[Records from a dataset]
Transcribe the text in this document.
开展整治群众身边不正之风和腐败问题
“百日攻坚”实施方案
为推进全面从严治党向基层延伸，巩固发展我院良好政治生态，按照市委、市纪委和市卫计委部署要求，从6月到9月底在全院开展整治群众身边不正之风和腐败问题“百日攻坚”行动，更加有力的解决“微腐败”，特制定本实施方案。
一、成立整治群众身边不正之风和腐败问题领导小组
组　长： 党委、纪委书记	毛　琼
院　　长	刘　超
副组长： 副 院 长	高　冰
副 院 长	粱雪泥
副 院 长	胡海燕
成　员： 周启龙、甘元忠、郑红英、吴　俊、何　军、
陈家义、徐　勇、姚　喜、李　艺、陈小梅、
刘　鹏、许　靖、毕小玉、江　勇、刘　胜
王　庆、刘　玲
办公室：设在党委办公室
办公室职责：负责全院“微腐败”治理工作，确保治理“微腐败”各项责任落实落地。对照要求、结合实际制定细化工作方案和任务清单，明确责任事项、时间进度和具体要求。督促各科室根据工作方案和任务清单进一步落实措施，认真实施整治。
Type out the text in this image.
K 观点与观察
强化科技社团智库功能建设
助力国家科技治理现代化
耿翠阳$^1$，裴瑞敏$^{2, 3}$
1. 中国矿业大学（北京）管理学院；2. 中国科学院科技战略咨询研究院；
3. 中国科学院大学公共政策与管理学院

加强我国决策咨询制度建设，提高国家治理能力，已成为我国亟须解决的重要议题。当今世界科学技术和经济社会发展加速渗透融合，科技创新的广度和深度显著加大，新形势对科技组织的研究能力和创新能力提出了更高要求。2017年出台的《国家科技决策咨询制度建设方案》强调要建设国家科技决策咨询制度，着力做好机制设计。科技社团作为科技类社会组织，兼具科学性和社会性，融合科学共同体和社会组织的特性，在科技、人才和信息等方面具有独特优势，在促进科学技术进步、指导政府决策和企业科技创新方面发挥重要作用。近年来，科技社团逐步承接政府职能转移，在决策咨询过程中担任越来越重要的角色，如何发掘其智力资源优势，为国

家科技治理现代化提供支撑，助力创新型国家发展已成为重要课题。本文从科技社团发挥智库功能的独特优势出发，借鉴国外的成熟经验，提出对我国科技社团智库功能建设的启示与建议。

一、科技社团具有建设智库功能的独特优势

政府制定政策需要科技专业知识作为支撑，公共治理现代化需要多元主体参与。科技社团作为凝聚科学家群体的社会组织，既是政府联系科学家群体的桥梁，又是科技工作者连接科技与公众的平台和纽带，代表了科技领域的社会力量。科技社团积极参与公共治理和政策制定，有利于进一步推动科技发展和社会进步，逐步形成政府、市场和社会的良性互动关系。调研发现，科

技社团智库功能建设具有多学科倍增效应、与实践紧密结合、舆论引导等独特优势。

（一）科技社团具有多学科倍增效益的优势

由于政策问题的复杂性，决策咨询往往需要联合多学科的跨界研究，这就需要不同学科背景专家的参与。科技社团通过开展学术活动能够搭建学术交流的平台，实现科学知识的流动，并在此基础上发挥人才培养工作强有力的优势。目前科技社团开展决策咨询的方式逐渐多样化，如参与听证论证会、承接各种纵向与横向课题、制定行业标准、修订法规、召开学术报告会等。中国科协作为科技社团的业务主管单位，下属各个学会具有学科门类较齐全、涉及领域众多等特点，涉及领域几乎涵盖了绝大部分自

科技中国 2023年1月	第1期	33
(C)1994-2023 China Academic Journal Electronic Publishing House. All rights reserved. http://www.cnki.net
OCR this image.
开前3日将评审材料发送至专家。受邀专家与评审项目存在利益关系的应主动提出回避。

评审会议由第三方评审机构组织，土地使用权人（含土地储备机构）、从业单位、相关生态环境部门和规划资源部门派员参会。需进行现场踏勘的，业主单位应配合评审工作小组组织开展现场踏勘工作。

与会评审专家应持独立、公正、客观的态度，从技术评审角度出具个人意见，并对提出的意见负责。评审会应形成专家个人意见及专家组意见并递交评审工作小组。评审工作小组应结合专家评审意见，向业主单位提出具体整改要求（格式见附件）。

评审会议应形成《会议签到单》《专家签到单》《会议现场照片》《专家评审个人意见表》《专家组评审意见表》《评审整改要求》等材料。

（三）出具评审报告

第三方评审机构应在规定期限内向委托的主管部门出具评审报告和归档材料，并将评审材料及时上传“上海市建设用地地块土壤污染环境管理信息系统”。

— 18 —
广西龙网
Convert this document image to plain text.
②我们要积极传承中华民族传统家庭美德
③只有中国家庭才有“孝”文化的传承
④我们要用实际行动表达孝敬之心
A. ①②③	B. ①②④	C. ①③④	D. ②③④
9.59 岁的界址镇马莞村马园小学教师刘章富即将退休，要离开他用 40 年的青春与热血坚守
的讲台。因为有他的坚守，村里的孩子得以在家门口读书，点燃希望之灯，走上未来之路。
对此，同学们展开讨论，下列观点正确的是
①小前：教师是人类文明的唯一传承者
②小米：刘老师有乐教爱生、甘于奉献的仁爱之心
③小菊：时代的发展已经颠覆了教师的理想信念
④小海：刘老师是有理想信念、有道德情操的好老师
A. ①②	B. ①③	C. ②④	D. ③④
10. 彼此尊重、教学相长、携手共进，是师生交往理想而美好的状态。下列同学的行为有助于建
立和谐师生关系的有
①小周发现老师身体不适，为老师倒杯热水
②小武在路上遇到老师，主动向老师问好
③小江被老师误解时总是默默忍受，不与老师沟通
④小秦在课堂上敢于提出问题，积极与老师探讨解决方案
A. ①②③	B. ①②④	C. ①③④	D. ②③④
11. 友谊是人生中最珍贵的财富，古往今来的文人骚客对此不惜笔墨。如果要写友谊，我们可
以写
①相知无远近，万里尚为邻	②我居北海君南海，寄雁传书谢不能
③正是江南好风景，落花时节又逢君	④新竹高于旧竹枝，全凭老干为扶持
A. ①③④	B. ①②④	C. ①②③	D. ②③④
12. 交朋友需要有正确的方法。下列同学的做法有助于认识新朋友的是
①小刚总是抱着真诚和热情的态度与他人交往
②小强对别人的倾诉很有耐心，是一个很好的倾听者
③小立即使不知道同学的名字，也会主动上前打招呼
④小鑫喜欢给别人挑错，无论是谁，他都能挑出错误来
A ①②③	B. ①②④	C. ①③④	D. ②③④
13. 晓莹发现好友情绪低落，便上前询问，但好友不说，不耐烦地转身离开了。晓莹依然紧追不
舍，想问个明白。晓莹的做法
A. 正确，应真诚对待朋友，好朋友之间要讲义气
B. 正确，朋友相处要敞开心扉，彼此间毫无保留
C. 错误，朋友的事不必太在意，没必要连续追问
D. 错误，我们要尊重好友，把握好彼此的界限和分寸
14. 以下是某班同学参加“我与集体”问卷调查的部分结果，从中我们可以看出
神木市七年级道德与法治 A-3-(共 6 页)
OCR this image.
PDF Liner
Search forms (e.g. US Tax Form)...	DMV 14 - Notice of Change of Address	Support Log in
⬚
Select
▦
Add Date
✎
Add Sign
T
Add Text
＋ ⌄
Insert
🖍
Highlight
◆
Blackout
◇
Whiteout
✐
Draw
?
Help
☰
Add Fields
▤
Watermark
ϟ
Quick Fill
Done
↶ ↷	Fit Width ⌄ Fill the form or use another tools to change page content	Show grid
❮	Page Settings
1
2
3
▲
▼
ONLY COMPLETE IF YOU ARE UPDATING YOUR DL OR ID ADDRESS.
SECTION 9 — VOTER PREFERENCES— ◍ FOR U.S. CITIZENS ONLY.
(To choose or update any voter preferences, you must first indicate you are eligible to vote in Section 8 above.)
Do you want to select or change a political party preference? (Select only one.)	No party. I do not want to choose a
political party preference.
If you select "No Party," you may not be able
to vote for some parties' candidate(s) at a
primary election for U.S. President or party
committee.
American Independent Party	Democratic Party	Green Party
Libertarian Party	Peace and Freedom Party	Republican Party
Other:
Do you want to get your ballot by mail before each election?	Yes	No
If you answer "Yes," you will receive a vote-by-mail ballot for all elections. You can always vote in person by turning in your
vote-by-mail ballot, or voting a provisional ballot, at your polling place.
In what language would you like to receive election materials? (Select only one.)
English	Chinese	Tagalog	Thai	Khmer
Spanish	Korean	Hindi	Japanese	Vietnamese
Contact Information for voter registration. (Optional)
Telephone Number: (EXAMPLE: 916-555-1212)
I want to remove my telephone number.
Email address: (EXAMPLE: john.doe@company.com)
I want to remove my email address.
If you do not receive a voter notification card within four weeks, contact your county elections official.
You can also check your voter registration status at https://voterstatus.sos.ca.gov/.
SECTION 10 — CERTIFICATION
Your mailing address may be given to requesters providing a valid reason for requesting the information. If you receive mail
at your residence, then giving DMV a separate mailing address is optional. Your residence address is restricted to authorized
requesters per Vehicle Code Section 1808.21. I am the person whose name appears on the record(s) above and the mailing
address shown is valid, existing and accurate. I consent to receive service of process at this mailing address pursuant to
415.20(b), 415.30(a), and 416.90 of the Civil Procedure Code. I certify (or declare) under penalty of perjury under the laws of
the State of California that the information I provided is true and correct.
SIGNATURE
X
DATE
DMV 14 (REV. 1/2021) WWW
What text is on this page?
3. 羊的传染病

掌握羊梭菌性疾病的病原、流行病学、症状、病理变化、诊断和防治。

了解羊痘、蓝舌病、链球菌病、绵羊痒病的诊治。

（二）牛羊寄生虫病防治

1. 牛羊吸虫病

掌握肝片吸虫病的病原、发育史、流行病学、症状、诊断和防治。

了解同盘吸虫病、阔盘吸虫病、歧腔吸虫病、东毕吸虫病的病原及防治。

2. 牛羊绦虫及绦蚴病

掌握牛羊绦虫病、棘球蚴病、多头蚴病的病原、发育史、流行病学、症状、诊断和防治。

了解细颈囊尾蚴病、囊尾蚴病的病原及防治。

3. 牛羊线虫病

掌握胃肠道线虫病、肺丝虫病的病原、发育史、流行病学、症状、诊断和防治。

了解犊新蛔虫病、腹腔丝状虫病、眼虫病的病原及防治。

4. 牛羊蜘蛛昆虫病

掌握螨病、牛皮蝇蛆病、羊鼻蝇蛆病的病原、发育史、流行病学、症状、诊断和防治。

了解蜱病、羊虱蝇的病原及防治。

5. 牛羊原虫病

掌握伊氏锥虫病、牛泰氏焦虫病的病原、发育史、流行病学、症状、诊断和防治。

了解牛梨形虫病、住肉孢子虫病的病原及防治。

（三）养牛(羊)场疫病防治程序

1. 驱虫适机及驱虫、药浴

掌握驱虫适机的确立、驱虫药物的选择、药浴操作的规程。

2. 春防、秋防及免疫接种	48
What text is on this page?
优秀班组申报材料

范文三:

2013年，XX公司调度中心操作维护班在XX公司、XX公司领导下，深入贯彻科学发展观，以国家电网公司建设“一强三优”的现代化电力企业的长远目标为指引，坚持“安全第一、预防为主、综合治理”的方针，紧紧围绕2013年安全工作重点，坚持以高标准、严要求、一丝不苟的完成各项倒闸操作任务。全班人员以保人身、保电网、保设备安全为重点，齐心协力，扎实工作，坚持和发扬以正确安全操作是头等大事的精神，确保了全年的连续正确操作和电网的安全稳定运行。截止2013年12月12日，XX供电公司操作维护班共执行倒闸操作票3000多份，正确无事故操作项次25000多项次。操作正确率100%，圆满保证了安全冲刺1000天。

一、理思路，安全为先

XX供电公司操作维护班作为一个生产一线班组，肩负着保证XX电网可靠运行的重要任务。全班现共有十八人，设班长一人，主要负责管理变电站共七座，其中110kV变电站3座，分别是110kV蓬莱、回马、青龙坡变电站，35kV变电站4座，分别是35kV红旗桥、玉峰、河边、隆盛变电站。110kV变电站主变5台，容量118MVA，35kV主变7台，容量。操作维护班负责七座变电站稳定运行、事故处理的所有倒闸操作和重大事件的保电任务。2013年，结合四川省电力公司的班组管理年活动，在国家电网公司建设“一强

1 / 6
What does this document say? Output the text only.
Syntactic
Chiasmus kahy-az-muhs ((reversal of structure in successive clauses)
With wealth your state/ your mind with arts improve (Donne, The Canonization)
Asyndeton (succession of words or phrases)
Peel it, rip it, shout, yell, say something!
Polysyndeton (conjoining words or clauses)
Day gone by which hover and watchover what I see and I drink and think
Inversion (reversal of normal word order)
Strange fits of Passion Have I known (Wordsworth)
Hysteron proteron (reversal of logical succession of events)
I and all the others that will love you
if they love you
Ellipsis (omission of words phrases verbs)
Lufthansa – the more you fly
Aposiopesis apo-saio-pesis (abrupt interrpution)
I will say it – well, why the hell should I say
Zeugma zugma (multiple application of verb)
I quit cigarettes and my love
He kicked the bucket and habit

__Given exercise__
Which lines in the records above contain the string "EXAMPLE"? Copy each one.

__Output of the task__
Telephone Number: (EXAMPLE: 916-555-1212)
Email address: (EXAMPLE: john.doe@company.com)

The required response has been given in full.